Teks Halaman:
* * * * * * * * *

Ta atau huruf (T) dapat berarti taabi’ al-‘ulama, berarti menjadi pengikut ulama. Ini karakter yang ketiga, yakni menjadikan ulama sebagai model, sebagai idola hidupnya. Seorang santri tidak mengidolakan para selebriti, atau pemain bola, apalagi politisi. Seorang santri terus mengidolakan ulamanya, menginginkan dirinya hidup dan menjalankan hidup seperti ulamanya. Bagi santri, tak ada yang lebih hebat dari pada ulamanya, karena memang demikianlah kenyataannya. Dari ulama inilah seorang santri mendapatkan pasokan “cahaya ilahiah” dan “cahaya ilmu”; dari ulama juga seorang santri dapat menemukan model bagaimana memberikan keselamatan dan kedamaian pada orang-orang di sekitarnya.  Jika sumber cahayanya adalah ulama, layaklah ulama itu dimuliakan, karena ulama merupakan pewaris para Nabi, (al’ulamaau warosatu al anbiyaau)

* * * * * * * * *

Data yang Diberikan:
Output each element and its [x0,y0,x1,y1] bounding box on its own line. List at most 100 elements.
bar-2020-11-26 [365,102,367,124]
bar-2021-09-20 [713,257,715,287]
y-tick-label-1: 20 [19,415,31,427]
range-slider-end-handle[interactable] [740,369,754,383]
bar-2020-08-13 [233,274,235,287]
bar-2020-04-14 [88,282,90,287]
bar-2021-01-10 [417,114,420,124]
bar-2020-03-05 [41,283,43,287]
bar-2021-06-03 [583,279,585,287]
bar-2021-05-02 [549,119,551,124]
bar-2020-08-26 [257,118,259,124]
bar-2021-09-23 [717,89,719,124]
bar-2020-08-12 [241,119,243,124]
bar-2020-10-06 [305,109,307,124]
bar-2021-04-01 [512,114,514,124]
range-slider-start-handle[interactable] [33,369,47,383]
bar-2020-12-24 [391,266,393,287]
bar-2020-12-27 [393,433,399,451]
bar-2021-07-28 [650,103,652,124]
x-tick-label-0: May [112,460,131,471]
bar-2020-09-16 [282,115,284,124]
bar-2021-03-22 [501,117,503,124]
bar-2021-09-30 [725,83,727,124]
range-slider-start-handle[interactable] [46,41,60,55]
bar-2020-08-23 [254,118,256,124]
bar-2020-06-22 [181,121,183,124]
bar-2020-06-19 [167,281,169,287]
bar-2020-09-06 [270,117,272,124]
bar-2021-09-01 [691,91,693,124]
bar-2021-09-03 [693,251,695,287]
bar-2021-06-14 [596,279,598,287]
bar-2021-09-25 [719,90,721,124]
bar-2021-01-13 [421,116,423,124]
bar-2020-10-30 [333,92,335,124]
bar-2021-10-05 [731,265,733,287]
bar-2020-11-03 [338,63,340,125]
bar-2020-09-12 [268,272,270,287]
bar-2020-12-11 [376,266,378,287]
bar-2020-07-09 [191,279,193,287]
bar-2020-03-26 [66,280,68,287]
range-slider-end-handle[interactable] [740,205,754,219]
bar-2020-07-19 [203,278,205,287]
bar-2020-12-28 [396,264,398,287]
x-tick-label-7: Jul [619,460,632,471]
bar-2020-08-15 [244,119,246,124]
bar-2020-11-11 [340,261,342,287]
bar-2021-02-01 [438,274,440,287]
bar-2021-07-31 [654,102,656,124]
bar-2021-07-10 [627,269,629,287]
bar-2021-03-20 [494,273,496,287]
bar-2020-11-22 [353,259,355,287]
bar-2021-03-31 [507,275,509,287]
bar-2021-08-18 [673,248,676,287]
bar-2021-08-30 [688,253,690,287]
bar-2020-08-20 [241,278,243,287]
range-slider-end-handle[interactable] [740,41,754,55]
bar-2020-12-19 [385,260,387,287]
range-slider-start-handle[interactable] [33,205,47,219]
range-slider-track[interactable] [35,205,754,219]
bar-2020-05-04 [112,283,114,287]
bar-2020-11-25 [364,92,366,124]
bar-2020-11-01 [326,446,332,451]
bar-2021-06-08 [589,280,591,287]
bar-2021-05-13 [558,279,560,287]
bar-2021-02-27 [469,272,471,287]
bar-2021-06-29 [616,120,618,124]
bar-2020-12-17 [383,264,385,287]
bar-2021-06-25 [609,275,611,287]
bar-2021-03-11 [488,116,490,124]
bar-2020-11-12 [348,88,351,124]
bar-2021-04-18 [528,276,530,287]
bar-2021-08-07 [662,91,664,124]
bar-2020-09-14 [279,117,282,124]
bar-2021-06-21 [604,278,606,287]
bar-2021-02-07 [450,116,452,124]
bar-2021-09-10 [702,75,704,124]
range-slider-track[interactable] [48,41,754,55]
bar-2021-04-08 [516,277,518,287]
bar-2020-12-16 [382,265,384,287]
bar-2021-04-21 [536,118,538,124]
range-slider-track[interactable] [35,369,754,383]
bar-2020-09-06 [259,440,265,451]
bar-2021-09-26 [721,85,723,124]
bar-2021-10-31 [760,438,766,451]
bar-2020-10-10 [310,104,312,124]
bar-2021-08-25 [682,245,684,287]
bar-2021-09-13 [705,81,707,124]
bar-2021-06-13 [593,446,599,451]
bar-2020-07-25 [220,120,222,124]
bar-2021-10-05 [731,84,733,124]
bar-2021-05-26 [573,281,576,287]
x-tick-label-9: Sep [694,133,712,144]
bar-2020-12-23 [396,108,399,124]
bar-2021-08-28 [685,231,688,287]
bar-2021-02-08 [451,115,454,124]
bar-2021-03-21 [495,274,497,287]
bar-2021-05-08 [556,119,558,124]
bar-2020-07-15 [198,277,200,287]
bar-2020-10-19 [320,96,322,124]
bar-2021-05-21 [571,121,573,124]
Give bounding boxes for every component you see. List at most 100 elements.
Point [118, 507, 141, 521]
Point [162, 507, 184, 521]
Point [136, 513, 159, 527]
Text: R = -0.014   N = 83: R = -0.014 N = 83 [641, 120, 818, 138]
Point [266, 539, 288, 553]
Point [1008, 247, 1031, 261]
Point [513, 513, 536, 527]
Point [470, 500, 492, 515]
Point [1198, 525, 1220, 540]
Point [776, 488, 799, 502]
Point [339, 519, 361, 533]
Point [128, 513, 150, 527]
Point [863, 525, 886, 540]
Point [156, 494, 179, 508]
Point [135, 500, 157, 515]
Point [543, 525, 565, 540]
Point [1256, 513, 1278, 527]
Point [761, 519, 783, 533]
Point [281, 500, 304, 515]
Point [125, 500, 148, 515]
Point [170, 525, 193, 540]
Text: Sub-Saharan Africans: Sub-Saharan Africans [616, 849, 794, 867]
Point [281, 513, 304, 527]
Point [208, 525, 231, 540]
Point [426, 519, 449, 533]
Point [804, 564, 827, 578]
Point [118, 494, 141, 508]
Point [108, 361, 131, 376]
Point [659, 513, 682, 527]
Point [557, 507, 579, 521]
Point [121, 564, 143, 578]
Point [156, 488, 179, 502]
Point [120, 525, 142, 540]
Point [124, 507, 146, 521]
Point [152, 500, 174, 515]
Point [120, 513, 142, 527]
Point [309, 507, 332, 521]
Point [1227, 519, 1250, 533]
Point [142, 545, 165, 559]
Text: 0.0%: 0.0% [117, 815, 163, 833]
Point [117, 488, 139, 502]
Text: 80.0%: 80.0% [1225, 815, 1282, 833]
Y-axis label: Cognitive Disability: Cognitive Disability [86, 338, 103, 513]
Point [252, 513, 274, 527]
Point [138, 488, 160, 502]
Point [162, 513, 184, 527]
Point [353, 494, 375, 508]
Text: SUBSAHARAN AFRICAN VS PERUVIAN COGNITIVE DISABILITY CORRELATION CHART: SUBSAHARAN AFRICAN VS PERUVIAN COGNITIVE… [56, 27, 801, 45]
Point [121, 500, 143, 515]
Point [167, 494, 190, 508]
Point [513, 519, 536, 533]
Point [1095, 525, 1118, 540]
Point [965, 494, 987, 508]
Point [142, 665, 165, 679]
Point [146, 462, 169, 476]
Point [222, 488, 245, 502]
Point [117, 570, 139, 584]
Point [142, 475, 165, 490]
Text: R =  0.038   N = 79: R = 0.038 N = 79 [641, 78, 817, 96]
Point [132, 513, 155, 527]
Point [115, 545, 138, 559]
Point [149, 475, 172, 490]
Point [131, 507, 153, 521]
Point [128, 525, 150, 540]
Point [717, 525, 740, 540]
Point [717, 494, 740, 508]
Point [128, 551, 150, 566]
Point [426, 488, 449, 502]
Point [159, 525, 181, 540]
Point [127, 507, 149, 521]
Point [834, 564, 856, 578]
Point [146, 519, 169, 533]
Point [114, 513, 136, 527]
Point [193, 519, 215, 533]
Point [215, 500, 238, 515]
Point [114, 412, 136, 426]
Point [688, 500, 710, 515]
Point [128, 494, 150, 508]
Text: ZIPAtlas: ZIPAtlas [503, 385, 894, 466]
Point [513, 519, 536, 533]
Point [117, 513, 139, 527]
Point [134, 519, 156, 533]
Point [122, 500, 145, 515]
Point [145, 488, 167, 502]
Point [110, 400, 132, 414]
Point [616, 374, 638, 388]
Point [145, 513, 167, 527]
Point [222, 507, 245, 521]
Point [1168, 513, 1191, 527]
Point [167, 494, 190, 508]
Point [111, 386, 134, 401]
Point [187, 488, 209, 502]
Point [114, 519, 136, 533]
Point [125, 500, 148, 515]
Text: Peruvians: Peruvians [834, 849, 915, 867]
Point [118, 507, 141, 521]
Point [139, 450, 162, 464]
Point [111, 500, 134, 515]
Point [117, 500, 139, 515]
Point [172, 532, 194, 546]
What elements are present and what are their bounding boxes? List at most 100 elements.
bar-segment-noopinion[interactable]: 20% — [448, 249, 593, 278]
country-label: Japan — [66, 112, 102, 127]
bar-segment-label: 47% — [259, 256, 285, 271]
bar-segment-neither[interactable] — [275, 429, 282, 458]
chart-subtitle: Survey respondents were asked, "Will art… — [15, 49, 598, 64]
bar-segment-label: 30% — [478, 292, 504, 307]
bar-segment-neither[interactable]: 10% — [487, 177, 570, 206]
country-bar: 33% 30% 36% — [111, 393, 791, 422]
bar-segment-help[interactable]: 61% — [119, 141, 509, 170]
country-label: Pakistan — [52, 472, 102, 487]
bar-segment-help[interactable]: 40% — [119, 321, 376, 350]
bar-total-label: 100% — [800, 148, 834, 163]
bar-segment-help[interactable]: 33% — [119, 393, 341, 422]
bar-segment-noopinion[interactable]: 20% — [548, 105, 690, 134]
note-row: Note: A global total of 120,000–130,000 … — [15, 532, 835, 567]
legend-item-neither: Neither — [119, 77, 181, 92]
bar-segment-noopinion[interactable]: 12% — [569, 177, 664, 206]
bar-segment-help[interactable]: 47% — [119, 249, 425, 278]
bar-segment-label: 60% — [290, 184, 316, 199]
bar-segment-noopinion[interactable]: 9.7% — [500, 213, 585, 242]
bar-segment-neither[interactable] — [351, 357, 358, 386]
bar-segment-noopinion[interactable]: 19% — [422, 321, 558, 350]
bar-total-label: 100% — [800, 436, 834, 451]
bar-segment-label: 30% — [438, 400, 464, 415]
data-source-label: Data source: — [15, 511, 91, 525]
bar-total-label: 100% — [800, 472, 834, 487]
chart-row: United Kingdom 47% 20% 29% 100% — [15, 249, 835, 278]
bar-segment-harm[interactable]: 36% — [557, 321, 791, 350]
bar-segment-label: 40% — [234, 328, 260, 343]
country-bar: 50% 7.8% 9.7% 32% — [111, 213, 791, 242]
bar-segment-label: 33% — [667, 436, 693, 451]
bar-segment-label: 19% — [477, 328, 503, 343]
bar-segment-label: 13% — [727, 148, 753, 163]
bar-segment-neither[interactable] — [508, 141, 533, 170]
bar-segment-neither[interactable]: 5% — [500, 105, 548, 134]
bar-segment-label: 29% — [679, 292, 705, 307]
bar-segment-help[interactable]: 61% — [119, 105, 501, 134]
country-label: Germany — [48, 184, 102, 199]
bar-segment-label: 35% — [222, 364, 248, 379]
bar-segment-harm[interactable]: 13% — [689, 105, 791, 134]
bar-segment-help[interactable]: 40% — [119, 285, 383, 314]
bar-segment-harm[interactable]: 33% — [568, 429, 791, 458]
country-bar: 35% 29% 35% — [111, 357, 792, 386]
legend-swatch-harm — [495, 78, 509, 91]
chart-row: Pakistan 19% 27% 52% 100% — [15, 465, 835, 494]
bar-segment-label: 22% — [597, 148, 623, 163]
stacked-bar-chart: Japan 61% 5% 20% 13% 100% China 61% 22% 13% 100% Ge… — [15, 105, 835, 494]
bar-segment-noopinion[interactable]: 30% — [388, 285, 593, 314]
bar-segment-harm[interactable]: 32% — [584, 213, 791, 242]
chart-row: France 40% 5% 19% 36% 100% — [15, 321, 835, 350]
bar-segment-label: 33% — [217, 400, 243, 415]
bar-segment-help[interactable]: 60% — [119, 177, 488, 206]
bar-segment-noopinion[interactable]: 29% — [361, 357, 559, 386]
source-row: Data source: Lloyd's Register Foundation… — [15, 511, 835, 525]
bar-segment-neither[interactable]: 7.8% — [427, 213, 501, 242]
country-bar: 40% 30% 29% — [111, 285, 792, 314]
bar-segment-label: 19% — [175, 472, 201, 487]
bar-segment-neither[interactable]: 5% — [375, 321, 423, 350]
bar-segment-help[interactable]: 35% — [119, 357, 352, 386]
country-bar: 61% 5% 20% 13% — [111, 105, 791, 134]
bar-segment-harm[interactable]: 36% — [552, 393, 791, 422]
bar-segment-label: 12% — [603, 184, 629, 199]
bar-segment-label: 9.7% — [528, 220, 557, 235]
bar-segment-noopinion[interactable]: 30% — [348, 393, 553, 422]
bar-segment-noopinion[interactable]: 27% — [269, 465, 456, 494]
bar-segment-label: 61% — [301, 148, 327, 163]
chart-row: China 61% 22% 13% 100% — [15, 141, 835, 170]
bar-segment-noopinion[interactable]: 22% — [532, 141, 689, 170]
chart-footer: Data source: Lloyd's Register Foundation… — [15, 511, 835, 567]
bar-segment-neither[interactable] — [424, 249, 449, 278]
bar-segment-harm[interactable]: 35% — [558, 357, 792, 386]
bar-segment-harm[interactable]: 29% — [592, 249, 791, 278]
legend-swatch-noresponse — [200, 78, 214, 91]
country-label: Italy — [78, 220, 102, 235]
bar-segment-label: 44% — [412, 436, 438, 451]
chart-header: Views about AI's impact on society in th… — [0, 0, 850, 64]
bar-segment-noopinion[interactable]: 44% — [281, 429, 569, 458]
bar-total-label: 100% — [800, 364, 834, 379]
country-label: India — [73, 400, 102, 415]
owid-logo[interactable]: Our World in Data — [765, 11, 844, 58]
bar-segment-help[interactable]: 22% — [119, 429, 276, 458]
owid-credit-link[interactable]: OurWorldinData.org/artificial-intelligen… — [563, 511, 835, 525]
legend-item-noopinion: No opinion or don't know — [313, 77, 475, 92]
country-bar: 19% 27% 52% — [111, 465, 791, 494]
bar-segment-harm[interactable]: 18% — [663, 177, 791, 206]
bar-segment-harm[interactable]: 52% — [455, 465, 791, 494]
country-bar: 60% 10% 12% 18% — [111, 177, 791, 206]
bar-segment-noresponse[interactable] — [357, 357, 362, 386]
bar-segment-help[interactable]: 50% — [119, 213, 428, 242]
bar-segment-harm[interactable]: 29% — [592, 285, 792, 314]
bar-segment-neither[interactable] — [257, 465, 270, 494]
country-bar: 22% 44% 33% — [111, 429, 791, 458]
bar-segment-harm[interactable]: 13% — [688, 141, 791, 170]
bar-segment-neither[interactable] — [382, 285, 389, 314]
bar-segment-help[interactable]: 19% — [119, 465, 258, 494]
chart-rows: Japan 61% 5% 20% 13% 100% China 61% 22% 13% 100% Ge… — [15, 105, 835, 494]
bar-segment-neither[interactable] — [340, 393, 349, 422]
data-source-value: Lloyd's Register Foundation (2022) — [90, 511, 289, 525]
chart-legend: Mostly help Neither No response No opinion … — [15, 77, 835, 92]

* * * * * * * * *

Tugas A:
Salin persis sebagian teks tentang santri. Mulailah pada kata-kata yang memuat "Ta atau huruf", lalu berhentilah setelah "warosatu al anbiyaau)".
Tugas B:
Menurut teks tentang santri, siapa saja yang tidak diidolakan oleh seorang santri?
Tugas C:
Lanjutkan teks tentang santri, mulai setelah kalimat terakhir yang tertulis.

Jawaban A:
Ta atau huruf (T) dapat berarti taabi’ al-‘ulama, berarti menjadi pengikut ulama. Ini karakter yang ketiga, yakni menjadikan ulama sebagai model, sebagai idola hidupnya. Seorang santri tidak mengidolakan para selebriti, atau pemain bola, apalagi politisi. Seorang santri terus mengidolakan ulamanya, menginginkan dirinya hidup dan menjalankan hidup seperti ulamanya. Bagi santri, tak ada yang lebih hebat dari pada ulamanya, karena memang demikianlah kenyataannya. Dari ulama inilah seorang santri mendapatkan pasokan “cahaya ilahiah” dan “cahaya ilmu”; dari ulama juga seorang santri dapat menemukan model bagaimana memberikan keselamatan dan kedamaian pada orang-orang di sekitarnya.  Jika sumber cahayanya adalah ulama, layaklah ulama itu dimuliakan, karena ulama merupakan pewaris para Nabi, (al’ulamaau warosatu al anbiyaau)

Jawaban B:
Para selebriti, pemain bola, dan politisi.

Jawaban C:
Ulama adalah sumber mata air, sumber kesucian. Jika sumber tak ada, tak akan ada air dan cahaya.  Untuk itulah dunia pesantren ditandai oleh adanya ulama dan santri, juga sikap penghormatan kepada ulama. Dunia Islam pun seharusnya demikian, ulamalah yang harus dihormati dan diteladani. Tak ada yang harus dijaga kecuali ulama.
Ra atau huruf R, merupakan kependekan dari  ri’ayah, berarti “mengasuh, mengayomi atau menggembala”. Seorang santri pada awalnya adalah “gembalaan” (ra’iyah) dari sang penggembala (ra’in), yakni ulama dan para pengasuh. Santri dijaga, diarahkan, dinasehati, kadang-kadang pada kondisi tertentu diberikan hukuman agar ia terjaga dari hal-hal yang subhat –apalagi yang haram.  Pada saat di pesantren, seorang santri harus terus di bawah pengendalian penggembalanya, yakni ulamanya. Baru kemudian setelah dianggap lulus dan memiliki kenaikan karakter yang mulia, seperti penggembalanya, ia akan dilepas di tengah masyarakat. Saat berada di tengah masyarakat itulah, seorang santri memiliki tugas baru yakni “mengasuh atau menggembala” dirinya dan masyarakat. Salah satu karakter penggembala adalah dia rela tubuhnya terbakar matahari dan lusuh dibawah deras hujan asal gembalaannya bisa makan dan aman dari berbagai gangguan.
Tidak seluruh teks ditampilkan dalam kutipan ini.